▶ Task input:
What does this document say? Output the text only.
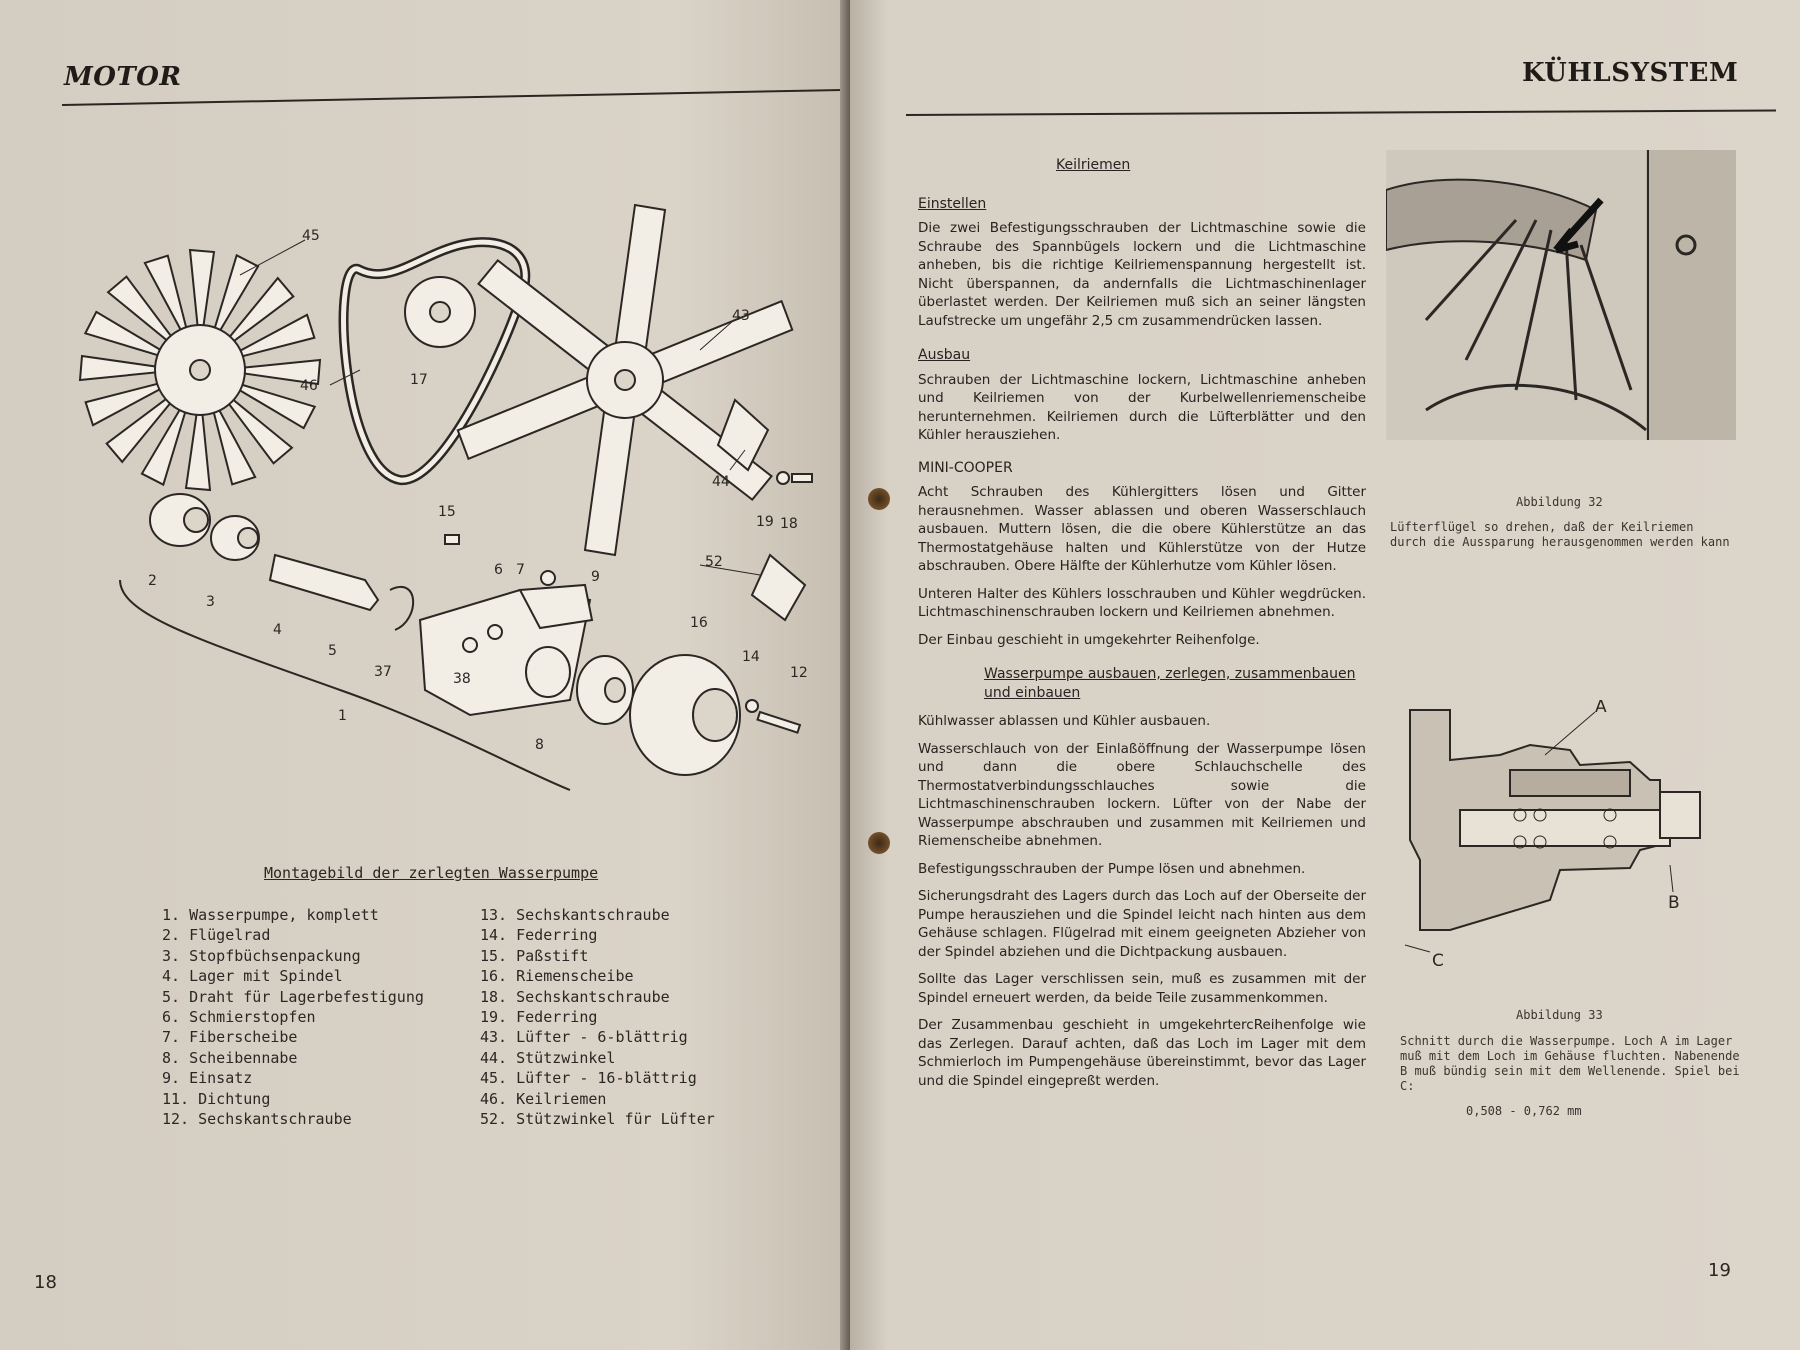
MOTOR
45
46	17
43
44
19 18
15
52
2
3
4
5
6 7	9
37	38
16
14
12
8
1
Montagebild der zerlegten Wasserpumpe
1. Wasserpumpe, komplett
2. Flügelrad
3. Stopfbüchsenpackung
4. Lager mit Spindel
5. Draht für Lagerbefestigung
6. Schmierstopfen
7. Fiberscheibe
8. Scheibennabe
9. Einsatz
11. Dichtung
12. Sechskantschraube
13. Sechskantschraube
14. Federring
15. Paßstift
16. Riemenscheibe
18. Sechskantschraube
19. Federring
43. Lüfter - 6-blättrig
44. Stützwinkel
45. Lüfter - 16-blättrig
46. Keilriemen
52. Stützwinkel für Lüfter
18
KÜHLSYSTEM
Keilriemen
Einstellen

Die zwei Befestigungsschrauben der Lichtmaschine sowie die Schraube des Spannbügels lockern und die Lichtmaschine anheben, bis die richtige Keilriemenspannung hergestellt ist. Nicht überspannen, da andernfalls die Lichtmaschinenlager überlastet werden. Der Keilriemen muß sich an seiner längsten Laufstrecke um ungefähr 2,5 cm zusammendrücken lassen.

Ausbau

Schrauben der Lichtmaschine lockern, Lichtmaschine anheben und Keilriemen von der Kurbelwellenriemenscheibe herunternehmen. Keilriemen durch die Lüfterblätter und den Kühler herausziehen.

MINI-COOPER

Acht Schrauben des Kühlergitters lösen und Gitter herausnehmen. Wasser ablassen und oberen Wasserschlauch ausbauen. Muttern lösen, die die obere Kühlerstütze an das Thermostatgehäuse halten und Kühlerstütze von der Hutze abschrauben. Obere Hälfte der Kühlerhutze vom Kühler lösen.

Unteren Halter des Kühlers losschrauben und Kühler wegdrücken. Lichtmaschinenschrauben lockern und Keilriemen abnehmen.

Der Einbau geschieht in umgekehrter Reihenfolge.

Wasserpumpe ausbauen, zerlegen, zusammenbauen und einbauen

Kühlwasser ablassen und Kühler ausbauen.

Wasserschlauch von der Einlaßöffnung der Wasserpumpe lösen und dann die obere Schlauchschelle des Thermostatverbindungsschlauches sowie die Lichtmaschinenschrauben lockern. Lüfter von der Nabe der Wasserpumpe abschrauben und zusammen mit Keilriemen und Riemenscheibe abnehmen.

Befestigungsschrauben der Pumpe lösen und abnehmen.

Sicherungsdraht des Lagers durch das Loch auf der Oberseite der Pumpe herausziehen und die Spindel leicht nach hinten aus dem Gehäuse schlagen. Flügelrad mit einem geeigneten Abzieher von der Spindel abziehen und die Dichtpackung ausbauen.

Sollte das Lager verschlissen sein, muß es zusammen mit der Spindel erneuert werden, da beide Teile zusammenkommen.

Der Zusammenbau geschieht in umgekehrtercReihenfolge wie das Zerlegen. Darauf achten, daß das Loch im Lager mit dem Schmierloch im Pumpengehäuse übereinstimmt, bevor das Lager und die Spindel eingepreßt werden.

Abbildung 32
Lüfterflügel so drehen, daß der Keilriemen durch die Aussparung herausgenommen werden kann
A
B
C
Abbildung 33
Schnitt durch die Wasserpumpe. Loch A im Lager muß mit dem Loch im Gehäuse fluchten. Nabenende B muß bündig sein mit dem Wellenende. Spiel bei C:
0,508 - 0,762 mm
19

▶ How to complete this task:
Work out how many lines in the data hold the word "geschieht"; reply with the number alone.

▶ Output of the exercise:
2